*Problem statement:*
Retype the listing that follows, word for word.

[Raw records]
···
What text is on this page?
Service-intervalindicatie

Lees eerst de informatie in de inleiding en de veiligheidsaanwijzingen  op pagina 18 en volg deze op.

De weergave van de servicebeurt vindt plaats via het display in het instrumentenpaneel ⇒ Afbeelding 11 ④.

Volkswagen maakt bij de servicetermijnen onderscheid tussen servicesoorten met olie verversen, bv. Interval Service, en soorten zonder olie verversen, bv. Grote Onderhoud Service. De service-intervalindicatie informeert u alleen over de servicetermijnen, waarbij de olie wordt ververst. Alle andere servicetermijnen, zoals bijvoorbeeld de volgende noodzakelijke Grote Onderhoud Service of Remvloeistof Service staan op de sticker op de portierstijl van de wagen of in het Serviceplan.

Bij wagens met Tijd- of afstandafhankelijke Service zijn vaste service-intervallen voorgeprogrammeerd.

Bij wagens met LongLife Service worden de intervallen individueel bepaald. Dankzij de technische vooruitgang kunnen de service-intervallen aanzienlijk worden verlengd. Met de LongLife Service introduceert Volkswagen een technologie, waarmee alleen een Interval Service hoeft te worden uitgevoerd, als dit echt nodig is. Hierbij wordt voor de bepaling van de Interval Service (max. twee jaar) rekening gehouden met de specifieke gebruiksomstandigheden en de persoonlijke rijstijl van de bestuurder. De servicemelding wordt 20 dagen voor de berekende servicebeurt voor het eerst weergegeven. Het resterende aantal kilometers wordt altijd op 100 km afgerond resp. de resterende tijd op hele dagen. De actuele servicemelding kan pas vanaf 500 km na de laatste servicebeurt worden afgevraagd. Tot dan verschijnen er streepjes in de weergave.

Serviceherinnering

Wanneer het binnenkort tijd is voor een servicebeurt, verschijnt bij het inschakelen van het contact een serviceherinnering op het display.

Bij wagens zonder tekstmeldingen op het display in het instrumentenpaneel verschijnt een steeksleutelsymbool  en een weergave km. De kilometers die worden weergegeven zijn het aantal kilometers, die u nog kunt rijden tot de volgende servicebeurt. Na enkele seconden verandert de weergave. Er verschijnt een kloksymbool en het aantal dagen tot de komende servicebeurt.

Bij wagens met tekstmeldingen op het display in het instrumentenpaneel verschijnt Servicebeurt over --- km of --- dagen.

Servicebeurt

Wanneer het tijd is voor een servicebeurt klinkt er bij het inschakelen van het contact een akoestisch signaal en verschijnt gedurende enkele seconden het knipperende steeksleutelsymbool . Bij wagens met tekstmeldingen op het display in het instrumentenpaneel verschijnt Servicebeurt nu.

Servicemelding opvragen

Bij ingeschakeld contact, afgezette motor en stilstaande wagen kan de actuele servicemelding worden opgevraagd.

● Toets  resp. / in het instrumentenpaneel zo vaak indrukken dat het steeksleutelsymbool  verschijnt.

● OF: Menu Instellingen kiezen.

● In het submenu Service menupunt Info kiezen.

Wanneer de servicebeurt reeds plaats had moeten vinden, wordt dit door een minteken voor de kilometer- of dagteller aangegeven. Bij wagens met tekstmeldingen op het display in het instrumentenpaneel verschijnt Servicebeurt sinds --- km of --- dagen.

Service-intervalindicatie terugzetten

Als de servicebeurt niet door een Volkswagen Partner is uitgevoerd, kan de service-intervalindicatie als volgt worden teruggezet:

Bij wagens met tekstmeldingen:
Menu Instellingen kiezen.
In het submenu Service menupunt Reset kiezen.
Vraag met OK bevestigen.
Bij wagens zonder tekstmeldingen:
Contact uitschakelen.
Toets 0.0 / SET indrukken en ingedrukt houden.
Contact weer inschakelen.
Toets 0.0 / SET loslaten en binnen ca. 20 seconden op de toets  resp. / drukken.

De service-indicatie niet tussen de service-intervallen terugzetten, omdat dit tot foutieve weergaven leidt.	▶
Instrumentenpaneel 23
···
*Result of this task:*
What text is on this page?
Service-intervalindicatie

Lees eerst de informatie in de inleiding en de veiligheidsaanwijzingen  op pagina 18 en volg deze op.

De weergave van de servicebeurt vindt plaats via het display in het instrumentenpaneel ⇒ Afbeelding 11 ④.

Volkswagen maakt bij de servicetermijnen onderscheid tussen servicesoorten met olie verversen, bv. Interval Service, en soorten zonder olie verversen, bv. Grote Onderhoud Service. De service-intervalindicatie informeert u alleen over de servicetermijnen, waarbij de olie wordt ververst. Alle andere servicetermijnen, zoals bijvoorbeeld de volgende noodzakelijke Grote Onderhoud Service of Remvloeistof Service staan op de sticker op de portierstijl van de wagen of in het Serviceplan.

Bij wagens met Tijd- of afstandafhankelijke Service zijn vaste service-intervallen voorgeprogrammeerd.

Bij wagens met LongLife Service worden de intervallen individueel bepaald. Dankzij de technische vooruitgang kunnen de service-intervallen aanzienlijk worden verlengd. Met de LongLife Service introduceert Volkswagen een technologie, waarmee alleen een Interval Service hoeft te worden uitgevoerd, als dit echt nodig is. Hierbij wordt voor de bepaling van de Interval Service (max. twee jaar) rekening gehouden met de specifieke gebruiksomstandigheden en de persoonlijke rijstijl van de bestuurder. De servicemelding wordt 20 dagen voor de berekende servicebeurt voor het eerst weergegeven. Het resterende aantal kilometers wordt altijd op 100 km afgerond resp. de resterende tijd op hele dagen. De actuele servicemelding kan pas vanaf 500 km na de laatste servicebeurt worden afgevraagd. Tot dan verschijnen er streepjes in de weergave.

Serviceherinnering

Wanneer het binnenkort tijd is voor een servicebeurt, verschijnt bij het inschakelen van het contact een serviceherinnering op het display.

Bij wagens zonder tekstmeldingen op het display in het instrumentenpaneel verschijnt een steeksleutelsymbool  en een weergave km. De kilometers die worden weergegeven zijn het aantal kilometers, die u nog kunt rijden tot de volgende servicebeurt. Na enkele seconden verandert de weergave. Er verschijnt een kloksymbool en het aantal dagen tot de komende servicebeurt.

Bij wagens met tekstmeldingen op het display in het instrumentenpaneel verschijnt Servicebeurt over --- km of --- dagen.

Servicebeurt

Wanneer het tijd is voor een servicebeurt klinkt er bij het inschakelen van het contact een akoestisch signaal en verschijnt gedurende enkele seconden het knipperende steeksleutelsymbool . Bij wagens met tekstmeldingen op het display in het instrumentenpaneel verschijnt Servicebeurt nu.

Servicemelding opvragen

Bij ingeschakeld contact, afgezette motor en stilstaande wagen kan de actuele servicemelding worden opgevraagd.

● Toets  resp. / in het instrumentenpaneel zo vaak indrukken dat het steeksleutelsymbool  verschijnt.

● OF: Menu Instellingen kiezen.

● In het submenu Service menupunt Info kiezen.

Wanneer de servicebeurt reeds plaats had moeten vinden, wordt dit door een minteken voor de kilometer- of dagteller aangegeven. Bij wagens met tekstmeldingen op het display in het instrumentenpaneel verschijnt Servicebeurt sinds --- km of --- dagen.

Service-intervalindicatie terugzetten

Als de servicebeurt niet door een Volkswagen Partner is uitgevoerd, kan de service-intervalindicatie als volgt worden teruggezet:

Bij wagens met tekstmeldingen:
Menu Instellingen kiezen.
In het submenu Service menupunt Reset kiezen.
Vraag met OK bevestigen.
Bij wagens zonder tekstmeldingen:
Contact uitschakelen.
Toets 0.0 / SET indrukken en ingedrukt houden.
Contact weer inschakelen.
Toets 0.0 / SET loslaten en binnen ca. 20 seconden op de toets  resp. / drukken.

De service-indicatie niet tussen de service-intervallen terugzetten, omdat dit tot foutieve weergaven leidt.	▶
Instrumentenpaneel 23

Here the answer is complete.